--- start Listed records ---

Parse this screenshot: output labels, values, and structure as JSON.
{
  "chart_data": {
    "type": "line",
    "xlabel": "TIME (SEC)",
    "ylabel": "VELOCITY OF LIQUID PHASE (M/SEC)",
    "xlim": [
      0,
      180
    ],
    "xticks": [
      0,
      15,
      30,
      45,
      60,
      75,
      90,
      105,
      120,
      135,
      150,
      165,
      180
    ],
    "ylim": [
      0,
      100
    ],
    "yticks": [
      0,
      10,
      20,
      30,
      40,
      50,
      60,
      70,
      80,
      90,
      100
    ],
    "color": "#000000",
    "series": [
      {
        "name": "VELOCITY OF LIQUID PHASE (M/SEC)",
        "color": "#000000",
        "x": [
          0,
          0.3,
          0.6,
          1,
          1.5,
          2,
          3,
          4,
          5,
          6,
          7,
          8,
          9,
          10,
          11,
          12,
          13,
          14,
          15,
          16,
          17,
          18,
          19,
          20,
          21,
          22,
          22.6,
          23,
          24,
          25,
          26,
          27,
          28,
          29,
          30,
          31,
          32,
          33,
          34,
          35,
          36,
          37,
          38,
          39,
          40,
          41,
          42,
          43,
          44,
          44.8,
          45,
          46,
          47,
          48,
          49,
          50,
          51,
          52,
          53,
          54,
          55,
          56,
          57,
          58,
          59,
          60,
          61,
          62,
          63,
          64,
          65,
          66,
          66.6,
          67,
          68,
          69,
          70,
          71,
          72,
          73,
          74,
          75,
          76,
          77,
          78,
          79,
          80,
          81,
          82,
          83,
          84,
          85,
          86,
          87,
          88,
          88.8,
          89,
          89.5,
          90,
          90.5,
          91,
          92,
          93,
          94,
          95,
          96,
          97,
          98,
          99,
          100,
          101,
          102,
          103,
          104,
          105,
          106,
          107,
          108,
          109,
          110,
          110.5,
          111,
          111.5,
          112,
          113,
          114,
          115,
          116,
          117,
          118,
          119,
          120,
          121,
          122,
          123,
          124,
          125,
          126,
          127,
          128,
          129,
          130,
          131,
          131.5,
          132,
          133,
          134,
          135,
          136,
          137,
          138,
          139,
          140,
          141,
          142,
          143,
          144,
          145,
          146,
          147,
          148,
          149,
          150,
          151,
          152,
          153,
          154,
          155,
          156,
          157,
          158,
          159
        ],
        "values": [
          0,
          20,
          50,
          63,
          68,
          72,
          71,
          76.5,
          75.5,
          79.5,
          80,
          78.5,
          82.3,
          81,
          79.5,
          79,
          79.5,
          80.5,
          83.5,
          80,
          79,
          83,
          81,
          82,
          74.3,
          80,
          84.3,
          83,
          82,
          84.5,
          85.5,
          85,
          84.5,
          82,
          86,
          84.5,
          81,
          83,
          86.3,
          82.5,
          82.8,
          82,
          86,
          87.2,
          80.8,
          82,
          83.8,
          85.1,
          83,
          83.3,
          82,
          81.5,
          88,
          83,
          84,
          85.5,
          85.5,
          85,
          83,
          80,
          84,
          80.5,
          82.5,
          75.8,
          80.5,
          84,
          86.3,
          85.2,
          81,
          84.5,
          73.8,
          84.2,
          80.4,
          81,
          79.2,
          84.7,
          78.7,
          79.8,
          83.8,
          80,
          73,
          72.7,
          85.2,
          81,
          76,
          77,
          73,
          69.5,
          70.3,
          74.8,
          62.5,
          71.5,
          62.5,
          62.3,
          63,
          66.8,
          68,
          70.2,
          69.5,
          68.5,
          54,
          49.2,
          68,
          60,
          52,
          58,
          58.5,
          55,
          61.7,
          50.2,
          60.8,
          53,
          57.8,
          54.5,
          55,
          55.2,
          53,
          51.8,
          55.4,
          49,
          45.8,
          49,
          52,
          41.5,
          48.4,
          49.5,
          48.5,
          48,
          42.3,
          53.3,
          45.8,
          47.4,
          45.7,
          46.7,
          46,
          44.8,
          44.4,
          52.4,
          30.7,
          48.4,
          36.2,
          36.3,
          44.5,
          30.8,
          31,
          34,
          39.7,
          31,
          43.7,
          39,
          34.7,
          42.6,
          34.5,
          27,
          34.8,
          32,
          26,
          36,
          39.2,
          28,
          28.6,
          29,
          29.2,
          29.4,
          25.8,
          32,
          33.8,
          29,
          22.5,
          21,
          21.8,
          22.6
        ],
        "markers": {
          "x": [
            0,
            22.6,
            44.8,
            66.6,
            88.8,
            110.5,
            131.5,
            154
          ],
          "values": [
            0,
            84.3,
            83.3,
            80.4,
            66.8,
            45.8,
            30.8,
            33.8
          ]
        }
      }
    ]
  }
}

--- end Listed records ---

Task statement => Exactly reproduce every record.

Output for this exercise =>
Parse this screenshot: output labels, values, and structure as JSON.
{
  "chart_data": {
    "type": "line",
    "xlabel": "TIME (SEC)",
    "ylabel": "VELOCITY OF LIQUID PHASE (M/SEC)",
    "xlim": [
      0,
      180
    ],
    "xticks": [
      0,
      15,
      30,
      45,
      60,
      75,
      90,
      105,
      120,
      135,
      150,
      165,
      180
    ],
    "ylim": [
      0,
      100
    ],
    "yticks": [
      0,
      10,
      20,
      30,
      40,
      50,
      60,
      70,
      80,
      90,
      100
    ],
    "color": "#000000",
    "series": [
      {
        "name": "VELOCITY OF LIQUID PHASE (M/SEC)",
        "color": "#000000",
        "x": [
          0,
          0.3,
          0.6,
          1,
          1.5,
          2,
          3,
          4,
          5,
          6,
          7,
          8,
          9,
          10,
          11,
          12,
          13,
          14,
          15,
          16,
          17,
          18,
          19,
          20,
          21,
          22,
          22.6,
          23,
          24,
          25,
          26,
          27,
          28,
          29,
          30,
          31,
          32,
          33,
          34,
          35,
          36,
          37,
          38,
          39,
          40,
          41,
          42,
          43,
          44,
          44.8,
          45,
          46,
          47,
          48,
          49,
          50,
          51,
          52,
          53,
          54,
          55,
          56,
          57,
          58,
          59,
          60,
          61,
          62,
          63,
          64,
          65,
          66,
          66.6,
          67,
          68,
          69,
          70,
          71,
          72,
          73,
          74,
          75,
          76,
          77,
          78,
          79,
          80,
          81,
          82,
          83,
          84,
          85,
          86,
          87,
          88,
          88.8,
          89,
          89.5,
          90,
          90.5,
          91,
          92,
          93,
          94,
          95,
          96,
          97,
          98,
          99,
          100,
          101,
          102,
          103,
          104,
          105,
          106,
          107,
          108,
          109,
          110,
          110.5,
          111,
          111.5,
          112,
          113,
          114,
          115,
          116,
          117,
          118,
          119,
          120,
          121,
          122,
          123,
          124,
          125,
          126,
          127,
          128,
          129,
          130,
          131,
          131.5,
          132,
          133,
          134,
          135,
          136,
          137,
          138,
          139,
          140,
          141,
          142,
          143,
          144,
          145,
          146,
          147,
          148,
          149,
          150,
          151,
          152,
          153,
          154,
          155,
          156,
          157,
          158,
          159
        ],
        "values": [
          0,
          20,
          50,
          63,
          68,
          72,
          71,
          76.5,
          75.5,
          79.5,
          80,
          78.5,
          82.3,
          81,
          79.5,
          79,
          79.5,
          80.5,
          83.5,
          80,
          79,
          83,
          81,
          82,
          74.3,
          80,
          84.3,
          83,
          82,
          84.5,
          85.5,
          85,
          84.5,
          82,
          86,
          84.5,
          81,
          83,
          86.3,
          82.5,
          82.8,
          82,
          86,
          87.2,
          80.8,
          82,
          83.8,
          85.1,
          83,
          83.3,
          82,
          81.5,
          88,
          83,
          84,
          85.5,
          85.5,
          85,
          83,
          80,
          84,
          80.5,
          82.5,
          75.8,
          80.5,
          84,
          86.3,
          85.2,
          81,
          84.5,
          73.8,
          84.2,
          80.4,
          81,
          79.2,
          84.7,
          78.7,
          79.8,
          83.8,
          80,
          73,
          72.7,
          85.2,
          81,
          76,
          77,
          73,
          69.5,
          70.3,
          74.8,
          62.5,
          71.5,
          62.5,
          62.3,
          63,
          66.8,
          68,
          70.2,
          69.5,
          68.5,
          54,
          49.2,
          68,
          60,
          52,
          58,
          58.5,
          55,
          61.7,
          50.2,
          60.8,
          53,
          57.8,
          54.5,
          55,
          55.2,
          53,
          51.8,
          55.4,
          49,
          45.8,
          49,
          52,
          41.5,
          48.4,
          49.5,
          48.5,
          48,
          42.3,
          53.3,
          45.8,
          47.4,
          45.7,
          46.7,
          46,
          44.8,
          44.4,
          52.4,
          30.7,
          48.4,
          36.2,
          36.3,
          44.5,
          30.8,
          31,
          34,
          39.7,
          31,
          43.7,
          39,
          34.7,
          42.6,
          34.5,
          27,
          34.8,
          32,
          26,
          36,
          39.2,
          28,
          28.6,
          29,
          29.2,
          29.4,
          25.8,
          32,
          33.8,
          29,
          22.5,
          21,
          21.8,
          22.6
        ],
        "markers": {
          "x": [
            0,
            22.6,
            44.8,
            66.6,
            88.8,
            110.5,
            131.5,
            154
          ],
          "values": [
            0,
            84.3,
            83.3,
            80.4,
            66.8,
            45.8,
            30.8,
            33.8
          ]
        }
      }
    ]
  }
}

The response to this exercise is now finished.